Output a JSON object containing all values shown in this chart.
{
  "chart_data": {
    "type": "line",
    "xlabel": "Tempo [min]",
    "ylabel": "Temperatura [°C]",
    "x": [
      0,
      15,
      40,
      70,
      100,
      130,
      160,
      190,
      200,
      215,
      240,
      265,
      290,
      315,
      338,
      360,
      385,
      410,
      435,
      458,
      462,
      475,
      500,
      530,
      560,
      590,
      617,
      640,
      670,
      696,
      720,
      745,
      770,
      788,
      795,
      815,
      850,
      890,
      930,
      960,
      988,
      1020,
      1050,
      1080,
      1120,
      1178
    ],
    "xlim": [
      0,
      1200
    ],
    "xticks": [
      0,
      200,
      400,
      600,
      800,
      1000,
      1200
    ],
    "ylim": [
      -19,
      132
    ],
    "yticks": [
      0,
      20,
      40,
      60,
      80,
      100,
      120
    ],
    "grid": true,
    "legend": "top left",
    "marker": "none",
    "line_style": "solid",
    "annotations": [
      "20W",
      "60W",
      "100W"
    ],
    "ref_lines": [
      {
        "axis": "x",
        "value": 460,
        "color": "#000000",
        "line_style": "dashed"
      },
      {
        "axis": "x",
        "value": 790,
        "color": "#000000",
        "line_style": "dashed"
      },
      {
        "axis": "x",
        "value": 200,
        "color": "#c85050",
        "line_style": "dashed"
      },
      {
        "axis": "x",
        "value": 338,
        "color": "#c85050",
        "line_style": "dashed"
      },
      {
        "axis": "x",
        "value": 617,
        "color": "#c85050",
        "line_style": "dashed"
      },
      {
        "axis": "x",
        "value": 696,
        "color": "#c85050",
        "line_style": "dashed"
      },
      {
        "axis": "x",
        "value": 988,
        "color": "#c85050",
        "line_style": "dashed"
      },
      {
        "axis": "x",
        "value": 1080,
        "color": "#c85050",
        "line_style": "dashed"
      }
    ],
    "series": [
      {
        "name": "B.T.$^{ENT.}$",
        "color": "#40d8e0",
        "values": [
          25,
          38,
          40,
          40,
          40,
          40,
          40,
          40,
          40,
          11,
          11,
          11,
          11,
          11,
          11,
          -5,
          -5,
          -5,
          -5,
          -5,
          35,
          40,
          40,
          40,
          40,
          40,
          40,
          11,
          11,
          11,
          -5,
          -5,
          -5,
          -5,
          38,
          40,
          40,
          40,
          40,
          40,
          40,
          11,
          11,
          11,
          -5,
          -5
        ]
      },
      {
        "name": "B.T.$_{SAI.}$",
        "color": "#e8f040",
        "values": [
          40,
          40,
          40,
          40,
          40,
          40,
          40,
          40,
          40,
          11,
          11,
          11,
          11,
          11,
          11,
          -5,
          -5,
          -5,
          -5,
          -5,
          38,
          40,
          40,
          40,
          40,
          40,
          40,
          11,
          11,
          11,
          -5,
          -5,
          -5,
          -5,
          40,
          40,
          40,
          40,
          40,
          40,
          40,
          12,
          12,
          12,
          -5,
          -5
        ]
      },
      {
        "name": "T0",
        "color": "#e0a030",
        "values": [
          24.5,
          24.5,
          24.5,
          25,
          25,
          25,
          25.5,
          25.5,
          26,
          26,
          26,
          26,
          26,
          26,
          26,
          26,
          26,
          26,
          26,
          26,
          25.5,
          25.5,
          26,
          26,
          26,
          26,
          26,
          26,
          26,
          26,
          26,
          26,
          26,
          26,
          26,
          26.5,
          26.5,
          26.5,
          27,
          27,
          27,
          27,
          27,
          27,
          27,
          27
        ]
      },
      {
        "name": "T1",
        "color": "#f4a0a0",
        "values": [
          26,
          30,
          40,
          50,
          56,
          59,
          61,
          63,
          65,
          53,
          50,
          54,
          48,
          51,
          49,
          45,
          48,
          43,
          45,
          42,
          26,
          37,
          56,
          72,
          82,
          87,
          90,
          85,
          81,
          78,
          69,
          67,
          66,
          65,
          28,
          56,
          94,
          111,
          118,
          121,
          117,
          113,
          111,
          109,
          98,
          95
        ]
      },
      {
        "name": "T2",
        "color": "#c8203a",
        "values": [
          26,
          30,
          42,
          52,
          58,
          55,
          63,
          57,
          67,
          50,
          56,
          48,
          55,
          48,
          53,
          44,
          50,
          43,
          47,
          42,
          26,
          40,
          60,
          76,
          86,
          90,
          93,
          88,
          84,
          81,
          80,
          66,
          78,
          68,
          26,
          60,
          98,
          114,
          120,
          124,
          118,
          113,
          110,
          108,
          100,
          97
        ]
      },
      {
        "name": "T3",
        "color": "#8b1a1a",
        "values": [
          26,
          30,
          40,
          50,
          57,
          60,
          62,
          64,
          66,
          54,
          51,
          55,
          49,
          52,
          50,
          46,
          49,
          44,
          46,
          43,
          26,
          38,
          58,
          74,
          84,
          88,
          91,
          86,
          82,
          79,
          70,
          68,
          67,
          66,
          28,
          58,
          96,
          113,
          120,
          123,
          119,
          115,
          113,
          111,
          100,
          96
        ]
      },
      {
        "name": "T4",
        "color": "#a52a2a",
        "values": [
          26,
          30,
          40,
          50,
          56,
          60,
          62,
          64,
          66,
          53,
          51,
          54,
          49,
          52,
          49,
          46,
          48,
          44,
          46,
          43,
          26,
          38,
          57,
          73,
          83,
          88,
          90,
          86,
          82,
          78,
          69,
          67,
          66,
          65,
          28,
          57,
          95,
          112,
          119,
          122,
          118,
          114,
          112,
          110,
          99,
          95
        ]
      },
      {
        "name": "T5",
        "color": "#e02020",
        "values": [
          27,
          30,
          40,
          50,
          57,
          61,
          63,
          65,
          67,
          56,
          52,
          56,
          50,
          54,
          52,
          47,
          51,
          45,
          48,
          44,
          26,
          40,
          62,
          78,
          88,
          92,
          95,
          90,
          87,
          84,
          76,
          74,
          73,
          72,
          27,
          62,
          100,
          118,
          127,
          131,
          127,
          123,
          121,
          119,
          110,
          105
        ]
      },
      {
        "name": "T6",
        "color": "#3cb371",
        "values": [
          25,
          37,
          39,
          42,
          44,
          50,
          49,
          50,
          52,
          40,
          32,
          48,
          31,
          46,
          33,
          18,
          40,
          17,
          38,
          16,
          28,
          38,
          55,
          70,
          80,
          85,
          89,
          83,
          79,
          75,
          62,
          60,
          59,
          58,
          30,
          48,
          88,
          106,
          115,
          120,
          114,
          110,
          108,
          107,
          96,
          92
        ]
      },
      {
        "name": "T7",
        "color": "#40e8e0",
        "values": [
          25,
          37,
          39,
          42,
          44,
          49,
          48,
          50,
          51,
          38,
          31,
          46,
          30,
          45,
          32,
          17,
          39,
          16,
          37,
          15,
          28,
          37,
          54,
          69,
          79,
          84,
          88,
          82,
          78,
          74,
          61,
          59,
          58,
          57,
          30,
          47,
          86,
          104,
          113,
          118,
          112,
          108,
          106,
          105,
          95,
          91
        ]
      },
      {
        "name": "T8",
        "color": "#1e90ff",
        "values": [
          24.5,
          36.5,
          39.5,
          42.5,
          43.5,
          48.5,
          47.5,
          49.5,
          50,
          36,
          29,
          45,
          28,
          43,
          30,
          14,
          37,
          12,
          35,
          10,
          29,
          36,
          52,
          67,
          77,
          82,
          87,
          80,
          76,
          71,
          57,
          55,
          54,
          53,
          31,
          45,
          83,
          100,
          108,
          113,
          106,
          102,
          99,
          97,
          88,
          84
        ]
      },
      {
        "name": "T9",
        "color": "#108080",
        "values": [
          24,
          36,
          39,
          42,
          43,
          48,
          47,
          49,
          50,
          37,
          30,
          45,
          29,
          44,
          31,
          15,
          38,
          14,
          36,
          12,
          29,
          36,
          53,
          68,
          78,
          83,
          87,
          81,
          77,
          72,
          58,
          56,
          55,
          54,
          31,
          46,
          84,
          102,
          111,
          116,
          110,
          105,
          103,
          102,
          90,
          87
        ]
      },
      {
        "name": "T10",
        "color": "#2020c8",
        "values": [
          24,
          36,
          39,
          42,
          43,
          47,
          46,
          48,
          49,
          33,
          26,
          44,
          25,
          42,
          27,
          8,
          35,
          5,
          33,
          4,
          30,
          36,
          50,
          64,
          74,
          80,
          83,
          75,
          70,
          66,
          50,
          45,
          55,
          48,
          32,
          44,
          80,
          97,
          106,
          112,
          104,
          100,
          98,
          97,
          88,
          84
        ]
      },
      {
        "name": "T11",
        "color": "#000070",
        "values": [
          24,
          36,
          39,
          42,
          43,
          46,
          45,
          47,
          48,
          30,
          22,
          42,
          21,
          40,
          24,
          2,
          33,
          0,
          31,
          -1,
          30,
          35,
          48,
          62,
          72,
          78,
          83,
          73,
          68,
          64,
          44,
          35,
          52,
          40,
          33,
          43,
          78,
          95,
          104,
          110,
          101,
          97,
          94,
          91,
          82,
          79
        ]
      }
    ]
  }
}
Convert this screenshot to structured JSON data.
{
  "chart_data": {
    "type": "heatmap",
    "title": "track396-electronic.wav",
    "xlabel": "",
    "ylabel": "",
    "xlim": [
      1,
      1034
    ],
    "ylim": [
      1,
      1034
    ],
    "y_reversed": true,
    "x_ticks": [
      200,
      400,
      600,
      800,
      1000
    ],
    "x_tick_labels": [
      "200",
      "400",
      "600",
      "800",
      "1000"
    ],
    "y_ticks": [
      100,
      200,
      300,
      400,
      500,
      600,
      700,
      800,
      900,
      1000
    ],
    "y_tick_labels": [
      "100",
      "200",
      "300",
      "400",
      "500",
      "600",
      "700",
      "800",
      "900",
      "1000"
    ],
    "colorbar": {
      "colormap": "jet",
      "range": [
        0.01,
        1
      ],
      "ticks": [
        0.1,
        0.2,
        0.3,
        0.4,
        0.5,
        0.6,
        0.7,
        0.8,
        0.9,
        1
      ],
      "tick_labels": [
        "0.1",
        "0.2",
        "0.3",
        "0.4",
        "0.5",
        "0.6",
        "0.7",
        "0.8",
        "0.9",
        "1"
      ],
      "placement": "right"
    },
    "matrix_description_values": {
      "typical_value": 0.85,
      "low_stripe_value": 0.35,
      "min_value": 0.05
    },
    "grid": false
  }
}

**WHAT YOU HAVE TO DO:** Look above for every line with the word "JSON" and copy it.

**ANSWER:**
Output a JSON object containing all values shown in this chart.
Convert this screenshot to structured JSON data.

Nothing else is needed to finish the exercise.